When a line of the records contains "Pacific", copy it.
┏━━
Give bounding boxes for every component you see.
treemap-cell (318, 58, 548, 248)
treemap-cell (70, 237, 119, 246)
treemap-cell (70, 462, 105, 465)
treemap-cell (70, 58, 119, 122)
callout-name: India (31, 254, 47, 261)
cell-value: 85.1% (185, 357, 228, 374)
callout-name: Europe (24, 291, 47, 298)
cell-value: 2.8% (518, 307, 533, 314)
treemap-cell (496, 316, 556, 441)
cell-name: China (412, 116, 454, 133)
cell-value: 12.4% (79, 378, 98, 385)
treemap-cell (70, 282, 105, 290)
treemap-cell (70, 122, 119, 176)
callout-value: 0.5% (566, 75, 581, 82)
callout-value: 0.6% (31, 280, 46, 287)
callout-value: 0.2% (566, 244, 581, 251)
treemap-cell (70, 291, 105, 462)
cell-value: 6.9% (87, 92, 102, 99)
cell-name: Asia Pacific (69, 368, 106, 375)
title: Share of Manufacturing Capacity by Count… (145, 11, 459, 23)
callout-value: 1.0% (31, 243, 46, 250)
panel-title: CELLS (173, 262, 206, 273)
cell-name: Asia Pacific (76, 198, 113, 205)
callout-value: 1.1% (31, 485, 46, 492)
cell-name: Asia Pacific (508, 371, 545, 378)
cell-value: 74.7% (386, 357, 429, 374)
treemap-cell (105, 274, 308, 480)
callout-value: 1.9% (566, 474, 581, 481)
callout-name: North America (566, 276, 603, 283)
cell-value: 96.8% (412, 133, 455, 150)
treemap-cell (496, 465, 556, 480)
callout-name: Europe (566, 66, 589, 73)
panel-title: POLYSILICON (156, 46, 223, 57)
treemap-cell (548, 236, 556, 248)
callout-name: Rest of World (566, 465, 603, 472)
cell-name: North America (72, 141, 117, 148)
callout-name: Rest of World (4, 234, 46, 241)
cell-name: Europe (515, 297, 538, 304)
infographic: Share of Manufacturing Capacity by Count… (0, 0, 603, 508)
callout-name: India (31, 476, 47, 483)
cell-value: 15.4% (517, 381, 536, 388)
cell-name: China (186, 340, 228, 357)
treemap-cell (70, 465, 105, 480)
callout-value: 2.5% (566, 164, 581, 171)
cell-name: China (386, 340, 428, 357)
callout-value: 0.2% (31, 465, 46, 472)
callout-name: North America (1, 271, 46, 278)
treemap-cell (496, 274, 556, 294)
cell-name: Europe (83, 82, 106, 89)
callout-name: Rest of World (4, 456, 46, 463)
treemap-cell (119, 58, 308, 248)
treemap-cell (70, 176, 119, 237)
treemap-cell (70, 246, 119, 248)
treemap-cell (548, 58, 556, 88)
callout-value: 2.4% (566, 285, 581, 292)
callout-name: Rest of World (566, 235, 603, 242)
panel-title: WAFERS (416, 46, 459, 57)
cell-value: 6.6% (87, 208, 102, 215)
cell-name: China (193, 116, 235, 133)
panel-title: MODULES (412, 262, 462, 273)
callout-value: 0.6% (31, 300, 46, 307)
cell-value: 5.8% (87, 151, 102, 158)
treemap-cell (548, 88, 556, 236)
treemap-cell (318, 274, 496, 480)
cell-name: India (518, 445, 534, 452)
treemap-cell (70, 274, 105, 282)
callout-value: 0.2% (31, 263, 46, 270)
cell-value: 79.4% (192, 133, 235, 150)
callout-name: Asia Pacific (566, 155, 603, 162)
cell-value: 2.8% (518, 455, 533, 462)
┗━━
- **Reply**
cell-name: Asia Pacific (69, 368, 106, 375)
cell-name: Asia Pacific (76, 198, 113, 205)
cell-name: Asia Pacific (508, 371, 545, 378)
callout-name: Asia Pacific (566, 155, 603, 162)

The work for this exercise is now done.